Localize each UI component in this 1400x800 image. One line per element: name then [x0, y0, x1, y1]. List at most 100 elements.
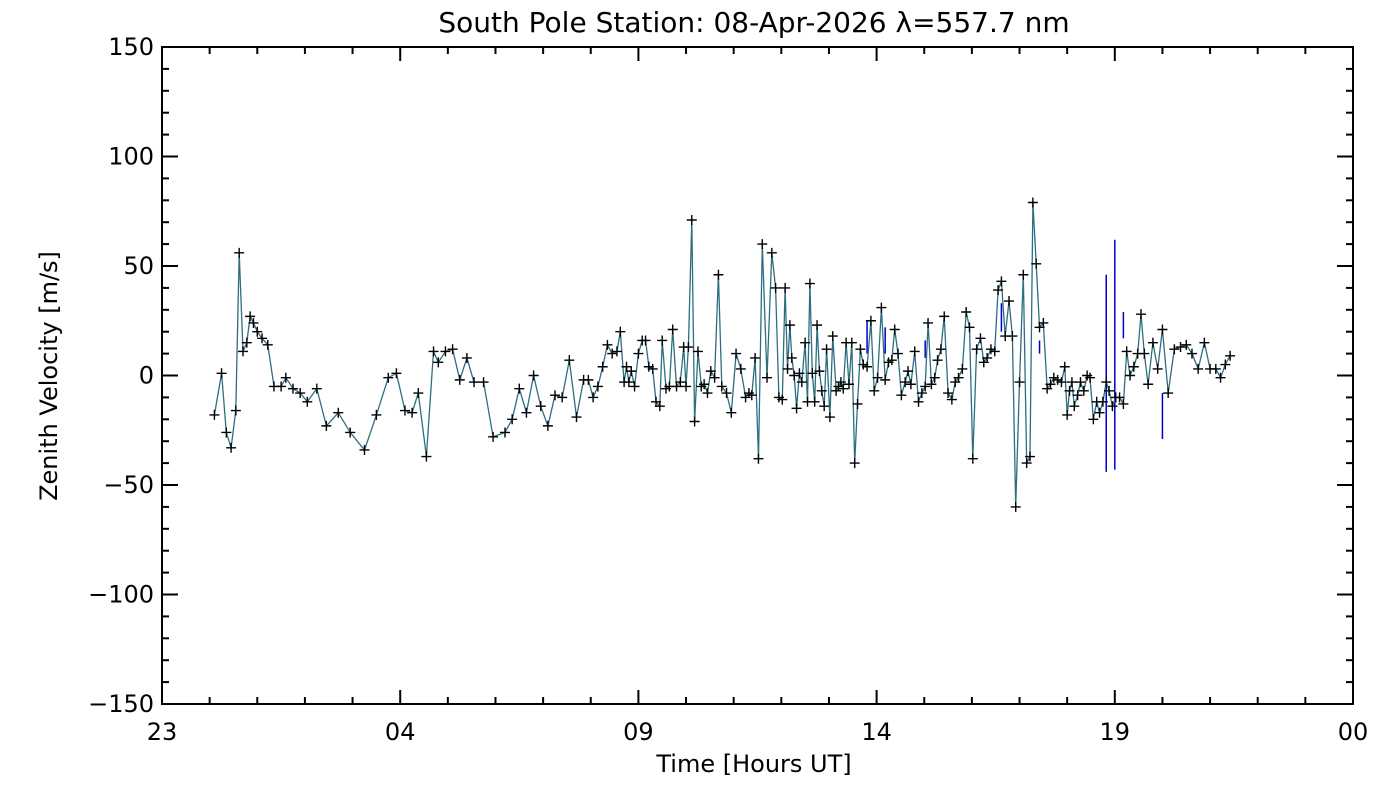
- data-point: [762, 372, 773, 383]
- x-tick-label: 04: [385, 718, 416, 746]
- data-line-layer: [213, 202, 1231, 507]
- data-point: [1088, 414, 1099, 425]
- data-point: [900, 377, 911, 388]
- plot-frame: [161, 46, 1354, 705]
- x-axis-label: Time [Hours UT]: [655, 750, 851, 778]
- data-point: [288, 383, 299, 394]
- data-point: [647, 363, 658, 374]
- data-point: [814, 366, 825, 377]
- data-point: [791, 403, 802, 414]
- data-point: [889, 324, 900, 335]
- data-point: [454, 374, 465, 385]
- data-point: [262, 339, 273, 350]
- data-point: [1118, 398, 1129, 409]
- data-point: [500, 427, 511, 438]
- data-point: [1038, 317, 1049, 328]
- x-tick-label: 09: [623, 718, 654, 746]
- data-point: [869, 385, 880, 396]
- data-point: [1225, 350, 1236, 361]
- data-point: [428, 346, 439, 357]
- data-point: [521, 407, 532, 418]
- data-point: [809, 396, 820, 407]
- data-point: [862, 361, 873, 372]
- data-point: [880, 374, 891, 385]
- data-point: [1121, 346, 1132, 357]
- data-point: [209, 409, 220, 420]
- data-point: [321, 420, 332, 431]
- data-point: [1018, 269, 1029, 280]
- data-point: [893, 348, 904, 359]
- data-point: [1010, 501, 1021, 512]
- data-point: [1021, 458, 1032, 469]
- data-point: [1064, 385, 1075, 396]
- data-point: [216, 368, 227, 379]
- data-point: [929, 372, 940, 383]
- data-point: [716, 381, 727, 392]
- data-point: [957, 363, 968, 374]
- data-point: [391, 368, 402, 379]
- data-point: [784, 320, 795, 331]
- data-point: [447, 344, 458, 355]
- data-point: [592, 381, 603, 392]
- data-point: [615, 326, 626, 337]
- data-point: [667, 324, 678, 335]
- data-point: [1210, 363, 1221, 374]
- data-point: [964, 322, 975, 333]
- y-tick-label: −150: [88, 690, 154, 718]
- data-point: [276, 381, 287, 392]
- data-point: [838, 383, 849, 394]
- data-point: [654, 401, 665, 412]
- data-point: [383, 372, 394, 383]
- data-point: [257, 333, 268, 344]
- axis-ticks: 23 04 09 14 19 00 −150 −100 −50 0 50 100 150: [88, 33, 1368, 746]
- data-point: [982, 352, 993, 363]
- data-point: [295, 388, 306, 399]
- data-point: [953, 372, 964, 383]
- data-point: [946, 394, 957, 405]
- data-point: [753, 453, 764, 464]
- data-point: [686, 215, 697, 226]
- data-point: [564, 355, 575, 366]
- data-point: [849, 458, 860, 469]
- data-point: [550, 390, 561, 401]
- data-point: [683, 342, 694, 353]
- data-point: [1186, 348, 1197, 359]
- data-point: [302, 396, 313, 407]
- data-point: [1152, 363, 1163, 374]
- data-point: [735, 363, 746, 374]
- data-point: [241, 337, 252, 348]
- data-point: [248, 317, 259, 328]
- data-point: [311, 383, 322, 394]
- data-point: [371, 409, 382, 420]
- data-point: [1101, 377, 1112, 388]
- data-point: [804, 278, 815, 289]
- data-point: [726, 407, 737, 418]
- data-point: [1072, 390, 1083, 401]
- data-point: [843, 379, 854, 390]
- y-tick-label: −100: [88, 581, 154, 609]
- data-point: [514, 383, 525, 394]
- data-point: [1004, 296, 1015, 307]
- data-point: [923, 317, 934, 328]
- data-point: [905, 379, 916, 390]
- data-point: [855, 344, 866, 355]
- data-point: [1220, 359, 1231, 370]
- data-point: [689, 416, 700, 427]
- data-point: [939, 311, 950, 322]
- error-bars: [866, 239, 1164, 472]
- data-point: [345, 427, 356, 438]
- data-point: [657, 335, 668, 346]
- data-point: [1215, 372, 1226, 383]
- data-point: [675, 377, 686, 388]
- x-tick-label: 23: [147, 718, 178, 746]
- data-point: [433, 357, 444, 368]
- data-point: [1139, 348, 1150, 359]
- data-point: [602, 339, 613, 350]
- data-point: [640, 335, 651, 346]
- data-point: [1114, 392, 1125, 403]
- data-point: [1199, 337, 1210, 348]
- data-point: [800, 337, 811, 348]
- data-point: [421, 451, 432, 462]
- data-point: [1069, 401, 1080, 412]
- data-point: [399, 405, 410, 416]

What this task involves:
Arrange the lines above as a JSON list of strings, one string per line, with blank lines omitted. Leave the picture out of the answer.

Solution to this problem:
[
  "Localize each UI component in this 1400x800 image. One line per element: name then [x0, y0, x1, y1]. List at most 100 elements.",
  "- data-point: [762, 372, 773, 383]",
  "- x-tick-label: 04: [385, 718, 416, 746]",
  "- data-line-layer: [213, 202, 1231, 507]",
  "- data-point: [1088, 414, 1099, 425]",
  "- data-point: [900, 377, 911, 388]",
  "- plot-frame: [161, 46, 1354, 705]",
  "- x-axis-label: Time [Hours UT]: [655, 750, 851, 778]",
  "- data-point: [288, 383, 299, 394]",
  "- data-point: [647, 363, 658, 374]",
  "- data-point: [814, 366, 825, 377]",
  "- data-point: [791, 403, 802, 414]",
  "- data-point: [889, 324, 900, 335]",
  "- data-point: [454, 374, 465, 385]",
  "- data-point: [262, 339, 273, 350]",
  "- data-point: [1118, 398, 1129, 409]",
  "- data-point: [500, 427, 511, 438]",
  "- data-point: [1038, 317, 1049, 328]",
  "- x-tick-label: 09: [623, 718, 654, 746]",
  "- data-point: [869, 385, 880, 396]",
  "- data-point: [1225, 350, 1236, 361]",
  "- data-point: [428, 346, 439, 357]",
  "- data-point: [521, 407, 532, 418]",
  "- data-point: [809, 396, 820, 407]",
  "- data-point: [862, 361, 873, 372]",
  "- data-point: [880, 374, 891, 385]",
  "- data-point: [1121, 346, 1132, 357]",
  "- data-point: [209, 409, 220, 420]",
  "- data-point: [321, 420, 332, 431]",
  "- data-point: [1018, 269, 1029, 280]",
  "- data-point: [893, 348, 904, 359]",
  "- data-point: [1010, 501, 1021, 512]",
  "- data-point: [1021, 458, 1032, 469]",
  "- data-point: [1064, 385, 1075, 396]",
  "- data-point: [216, 368, 227, 379]",
  "- data-point: [929, 372, 940, 383]",
  "- data-point: [716, 381, 727, 392]",
  "- data-point: [957, 363, 968, 374]",
  "- data-point: [391, 368, 402, 379]",
  "- data-point: [784, 320, 795, 331]",
  "- data-point: [447, 344, 458, 355]",
  "- data-point: [592, 381, 603, 392]",
  "- data-point: [615, 326, 626, 337]",
  "- data-point: [667, 324, 678, 335]",
  "- data-point: [1210, 363, 1221, 374]",
  "- data-point: [964, 322, 975, 333]",
  "- y-tick-label: −150: [88, 690, 154, 718]",
  "- data-point: [276, 381, 287, 392]",
  "- data-point: [838, 383, 849, 394]",
  "- data-point: [654, 401, 665, 412]",
  "- data-point: [383, 372, 394, 383]",
  "- data-point: [257, 333, 268, 344]",
  "- axis-ticks: 23 04 09 14 19 00 −150 −100 −50 0 50 100 150: [88, 33, 1368, 746]",
  "- data-point: [982, 352, 993, 363]",
  "- data-point: [295, 388, 306, 399]",
  "- data-point: [953, 372, 964, 383]",
  "- data-point: [946, 394, 957, 405]",
  "- data-point: [753, 453, 764, 464]",
  "- data-point: [686, 215, 697, 226]",
  "- data-point: [564, 355, 575, 366]",
  "- data-point: [849, 458, 860, 469]",
  "- data-point: [550, 390, 561, 401]",
  "- data-point: [683, 342, 694, 353]",
  "- data-point: [1186, 348, 1197, 359]",
  "- data-point: [302, 396, 313, 407]",
  "- data-point: [1152, 363, 1163, 374]",
  "- data-point: [735, 363, 746, 374]",
  "- data-point: [241, 337, 252, 348]",
  "- data-point: [248, 317, 259, 328]",
  "- data-point: [311, 383, 322, 394]",
  "- data-point: [371, 409, 382, 420]",
  "- data-point: [1101, 377, 1112, 388]",
  "- data-point: [804, 278, 815, 289]",
  "- data-point: [726, 407, 737, 418]",
  "- data-point: [1072, 390, 1083, 401]",
  "- data-point: [843, 379, 854, 390]",
  "- y-tick-label: −100: [88, 581, 154, 609]",
  "- data-point: [514, 383, 525, 394]",
  "- data-point: [1004, 296, 1015, 307]",
  "- data-point: [923, 317, 934, 328]",
  "- data-point: [905, 379, 916, 390]",
  "- data-point: [855, 344, 866, 355]",
  "- data-point: [1220, 359, 1231, 370]",
  "- data-point: [689, 416, 700, 427]",
  "- data-point: [939, 311, 950, 322]",
  "- error-bars: [866, 239, 1164, 472]",
  "- data-point: [345, 427, 356, 438]",
  "- data-point: [657, 335, 668, 346]",
  "- data-point: [1215, 372, 1226, 383]",
  "- data-point: [675, 377, 686, 388]",
  "- x-tick-label: 23: [147, 718, 178, 746]",
  "- data-point: [433, 357, 444, 368]",
  "- data-point: [1139, 348, 1150, 359]",
  "- data-point: [602, 339, 613, 350]",
  "- data-point: [640, 335, 651, 346]",
  "- data-point: [1114, 392, 1125, 403]",
  "- data-point: [1199, 337, 1210, 348]",
  "- data-point: [800, 337, 811, 348]",
  "- data-point: [421, 451, 432, 462]",
  "- data-point: [1069, 401, 1080, 412]",
  "- data-point: [399, 405, 410, 416]"
]